**Work instruction**:
Your answer should consist of each line from the data below that contains "Treatment".
----- Records for the exercise -----
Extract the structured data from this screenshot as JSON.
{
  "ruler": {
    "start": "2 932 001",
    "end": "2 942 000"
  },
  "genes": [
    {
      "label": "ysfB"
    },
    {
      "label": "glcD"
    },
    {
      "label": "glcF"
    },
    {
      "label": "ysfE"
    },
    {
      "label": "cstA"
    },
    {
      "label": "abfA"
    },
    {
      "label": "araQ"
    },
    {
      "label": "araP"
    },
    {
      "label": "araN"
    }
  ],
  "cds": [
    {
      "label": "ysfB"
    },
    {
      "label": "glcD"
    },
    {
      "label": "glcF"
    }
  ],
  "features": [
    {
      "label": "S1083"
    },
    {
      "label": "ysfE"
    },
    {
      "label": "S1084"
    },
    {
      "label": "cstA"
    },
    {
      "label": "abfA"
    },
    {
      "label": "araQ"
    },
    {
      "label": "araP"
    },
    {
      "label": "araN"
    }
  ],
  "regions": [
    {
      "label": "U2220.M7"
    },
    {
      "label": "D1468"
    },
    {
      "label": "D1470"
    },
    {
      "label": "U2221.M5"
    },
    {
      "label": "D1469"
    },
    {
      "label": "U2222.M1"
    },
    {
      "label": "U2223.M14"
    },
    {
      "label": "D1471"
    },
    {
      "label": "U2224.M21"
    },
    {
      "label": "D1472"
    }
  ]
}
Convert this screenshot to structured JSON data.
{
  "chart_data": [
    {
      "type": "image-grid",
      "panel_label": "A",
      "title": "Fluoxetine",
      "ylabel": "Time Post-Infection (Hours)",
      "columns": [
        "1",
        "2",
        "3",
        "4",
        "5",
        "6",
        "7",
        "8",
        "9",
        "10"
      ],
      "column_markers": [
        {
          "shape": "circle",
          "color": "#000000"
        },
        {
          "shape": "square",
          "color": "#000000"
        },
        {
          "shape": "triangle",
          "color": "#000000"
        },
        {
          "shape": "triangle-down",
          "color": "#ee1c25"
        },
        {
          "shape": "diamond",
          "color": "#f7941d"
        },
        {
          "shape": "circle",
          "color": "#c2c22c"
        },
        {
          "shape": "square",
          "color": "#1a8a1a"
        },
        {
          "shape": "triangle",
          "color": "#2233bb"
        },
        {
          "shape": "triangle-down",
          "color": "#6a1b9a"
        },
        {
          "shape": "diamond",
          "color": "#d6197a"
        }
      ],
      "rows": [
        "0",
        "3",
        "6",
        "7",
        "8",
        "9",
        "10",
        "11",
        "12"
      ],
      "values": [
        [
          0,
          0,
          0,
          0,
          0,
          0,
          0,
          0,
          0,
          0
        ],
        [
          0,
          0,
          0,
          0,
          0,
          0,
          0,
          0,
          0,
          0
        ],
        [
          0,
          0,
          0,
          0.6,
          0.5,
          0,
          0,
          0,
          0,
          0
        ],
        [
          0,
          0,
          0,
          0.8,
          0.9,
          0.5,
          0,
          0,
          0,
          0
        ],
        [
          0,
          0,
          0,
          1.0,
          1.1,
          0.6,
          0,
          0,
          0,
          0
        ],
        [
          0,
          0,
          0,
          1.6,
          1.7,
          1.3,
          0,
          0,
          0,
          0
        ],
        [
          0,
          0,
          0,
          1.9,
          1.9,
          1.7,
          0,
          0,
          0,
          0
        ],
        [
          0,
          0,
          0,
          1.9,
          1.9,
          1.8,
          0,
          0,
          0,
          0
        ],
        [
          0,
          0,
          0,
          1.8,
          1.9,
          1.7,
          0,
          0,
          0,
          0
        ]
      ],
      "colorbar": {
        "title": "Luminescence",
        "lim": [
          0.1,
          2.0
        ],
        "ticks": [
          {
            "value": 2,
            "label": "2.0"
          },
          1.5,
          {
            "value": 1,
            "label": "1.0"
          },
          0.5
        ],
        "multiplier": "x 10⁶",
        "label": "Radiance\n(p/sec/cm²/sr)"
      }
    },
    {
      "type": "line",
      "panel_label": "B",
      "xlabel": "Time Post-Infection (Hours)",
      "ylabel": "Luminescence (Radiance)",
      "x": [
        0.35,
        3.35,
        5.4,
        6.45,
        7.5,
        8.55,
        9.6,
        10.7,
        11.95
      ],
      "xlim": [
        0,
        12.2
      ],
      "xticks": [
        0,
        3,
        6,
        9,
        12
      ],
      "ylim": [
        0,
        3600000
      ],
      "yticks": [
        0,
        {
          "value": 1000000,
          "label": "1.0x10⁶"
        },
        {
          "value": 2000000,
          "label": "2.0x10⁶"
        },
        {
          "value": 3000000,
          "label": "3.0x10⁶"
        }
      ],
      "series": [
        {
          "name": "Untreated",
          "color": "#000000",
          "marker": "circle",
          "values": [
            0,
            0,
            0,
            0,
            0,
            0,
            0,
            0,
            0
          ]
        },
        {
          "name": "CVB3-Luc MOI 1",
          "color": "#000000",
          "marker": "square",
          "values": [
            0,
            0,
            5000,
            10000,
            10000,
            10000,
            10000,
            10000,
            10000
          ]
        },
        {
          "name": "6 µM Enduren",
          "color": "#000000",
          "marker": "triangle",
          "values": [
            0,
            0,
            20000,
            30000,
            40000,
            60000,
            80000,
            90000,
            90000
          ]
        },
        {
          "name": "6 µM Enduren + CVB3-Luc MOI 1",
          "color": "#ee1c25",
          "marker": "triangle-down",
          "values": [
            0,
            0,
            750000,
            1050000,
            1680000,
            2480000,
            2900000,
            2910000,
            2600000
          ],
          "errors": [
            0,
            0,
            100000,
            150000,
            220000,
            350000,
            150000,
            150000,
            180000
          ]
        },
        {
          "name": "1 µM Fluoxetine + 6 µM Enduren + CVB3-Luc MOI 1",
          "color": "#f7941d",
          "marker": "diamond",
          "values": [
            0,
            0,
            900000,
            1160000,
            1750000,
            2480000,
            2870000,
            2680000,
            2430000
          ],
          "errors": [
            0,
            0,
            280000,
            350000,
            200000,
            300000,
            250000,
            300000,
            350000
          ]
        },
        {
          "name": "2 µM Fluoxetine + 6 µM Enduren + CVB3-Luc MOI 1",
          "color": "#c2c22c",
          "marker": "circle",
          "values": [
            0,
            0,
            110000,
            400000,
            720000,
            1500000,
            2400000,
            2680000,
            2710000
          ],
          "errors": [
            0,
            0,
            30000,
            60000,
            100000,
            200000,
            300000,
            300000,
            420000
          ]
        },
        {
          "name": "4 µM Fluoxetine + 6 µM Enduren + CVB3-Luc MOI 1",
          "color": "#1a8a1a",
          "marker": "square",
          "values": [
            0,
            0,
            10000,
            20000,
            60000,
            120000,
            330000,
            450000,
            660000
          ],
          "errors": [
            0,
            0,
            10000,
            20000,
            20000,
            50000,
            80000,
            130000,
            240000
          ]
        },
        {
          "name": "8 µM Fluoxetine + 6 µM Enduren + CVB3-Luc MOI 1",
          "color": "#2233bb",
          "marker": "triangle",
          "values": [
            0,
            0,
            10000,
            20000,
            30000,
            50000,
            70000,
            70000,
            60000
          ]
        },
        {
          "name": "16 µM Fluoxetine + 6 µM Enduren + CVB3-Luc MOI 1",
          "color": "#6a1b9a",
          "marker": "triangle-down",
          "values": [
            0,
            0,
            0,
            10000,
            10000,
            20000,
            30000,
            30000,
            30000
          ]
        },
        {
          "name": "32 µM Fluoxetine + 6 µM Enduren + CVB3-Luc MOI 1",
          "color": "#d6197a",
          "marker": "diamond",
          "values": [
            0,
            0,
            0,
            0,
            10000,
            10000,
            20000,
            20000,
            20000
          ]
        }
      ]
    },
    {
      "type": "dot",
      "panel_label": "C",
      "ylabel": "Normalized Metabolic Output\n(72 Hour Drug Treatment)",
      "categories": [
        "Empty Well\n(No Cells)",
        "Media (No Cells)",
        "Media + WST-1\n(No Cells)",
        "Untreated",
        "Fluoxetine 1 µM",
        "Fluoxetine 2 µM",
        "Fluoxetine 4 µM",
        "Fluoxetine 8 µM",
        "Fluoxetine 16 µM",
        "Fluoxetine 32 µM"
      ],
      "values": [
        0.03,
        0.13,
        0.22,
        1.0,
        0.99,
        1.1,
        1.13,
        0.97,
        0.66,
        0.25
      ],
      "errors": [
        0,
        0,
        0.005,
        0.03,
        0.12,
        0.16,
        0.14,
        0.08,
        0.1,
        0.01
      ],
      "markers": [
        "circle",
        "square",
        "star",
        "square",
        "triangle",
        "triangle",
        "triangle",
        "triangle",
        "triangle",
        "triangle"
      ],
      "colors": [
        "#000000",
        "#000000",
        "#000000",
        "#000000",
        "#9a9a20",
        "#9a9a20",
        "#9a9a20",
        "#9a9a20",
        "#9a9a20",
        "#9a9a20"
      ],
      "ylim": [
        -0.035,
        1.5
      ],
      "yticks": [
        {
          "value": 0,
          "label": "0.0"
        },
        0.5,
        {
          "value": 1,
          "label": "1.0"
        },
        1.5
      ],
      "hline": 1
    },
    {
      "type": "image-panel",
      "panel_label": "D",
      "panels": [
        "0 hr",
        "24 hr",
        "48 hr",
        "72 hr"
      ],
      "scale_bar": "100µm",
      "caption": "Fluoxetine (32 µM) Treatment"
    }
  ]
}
-----
**Solution to the exercise**:
      "ylabel": "Normalized Metabolic Output\n(72 Hour Drug Treatment)",
      "caption": "Fluoxetine (32 µM) Treatment"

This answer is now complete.